> Required action:
Copy out every line of the records where the string "decreases" occurs.
==== Records shown
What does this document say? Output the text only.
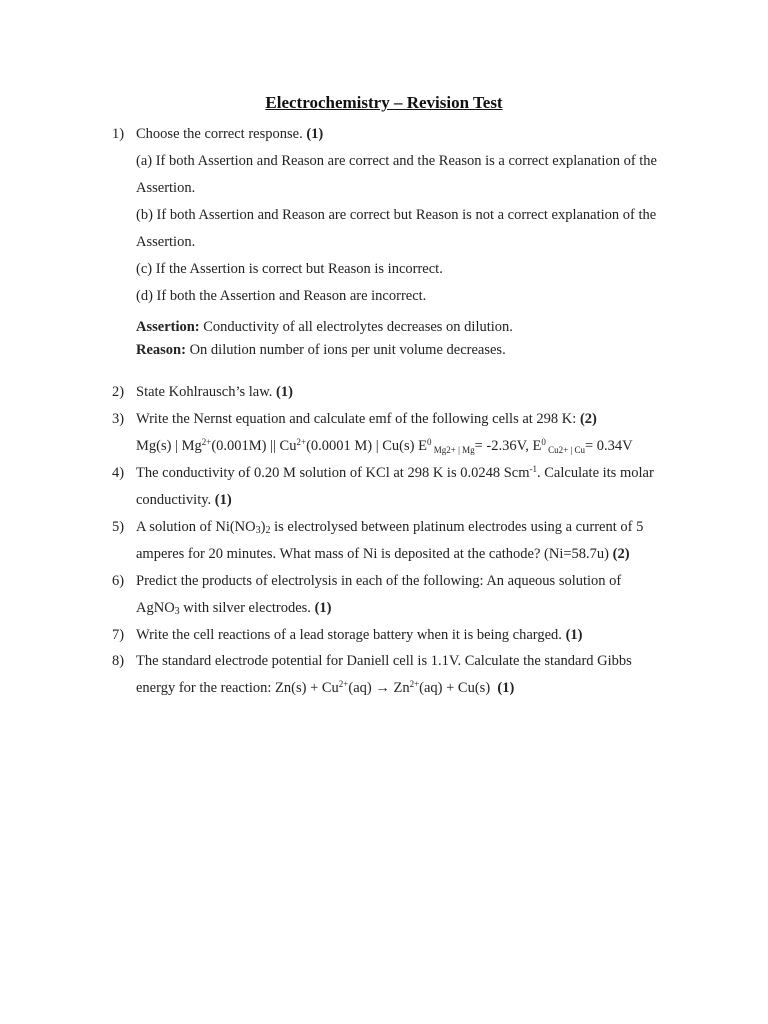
Electrochemistry – Revision Test
1) Choose the correct response. (1)
(a) If both Assertion and Reason are correct and the Reason is a correct explanation of the
Assertion.
(b) If both Assertion and Reason are correct but Reason is not a correct explanation of the
Assertion.
(c) If the Assertion is correct but Reason is incorrect.
(d) If both the Assertion and Reason are incorrect.
Assertion: Conductivity of all electrolytes decreases on dilution.
Reason: On dilution number of ions per unit volume decreases.
2) State Kohlrausch’s law. (1)
3) Write the Nernst equation and calculate emf of the following cells at 298 K: (2)
Mg(s) | $Mg^{2+}(0.001M)$ || $Cu^{2+}(0.0001$ M) | Cu(s) $E^0$ $_{Mg2+ | Mg}$= -2.36V, $E^0$ $_{Cu2+ | Cu}$= 0.34V
4) The conductivity of 0.20 M solution of KCl at 298 K is 0.0248 Scm$^{-1}$. Calculate its molar
conductivity. (1)
5) A solution of $Ni(NO_3)_2$ is electrolysed between platinum electrodes using a current of 5
amperes for 20 minutes. What mass of Ni is deposited at the cathode? (Ni=58.7u) (2)
6) Predict the products of electrolysis in each of the following: An aqueous solution of
AgNO$_3$ with silver electrodes. (1)
7) Write the cell reactions of a lead storage battery when it is being charged. (1)
8) The standard electrode potential for Daniell cell is 1.1V. Calculate the standard Gibbs
energy for the reaction: $Zn(s) + Cu^{2+}(aq) \to Zn^{2+}(aq) + Cu(s)$ (1)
========
> Exercise response:
Assertion: Conductivity of all electrolytes decreases on dilution.
Reason: On dilution number of ions per unit volume decreases.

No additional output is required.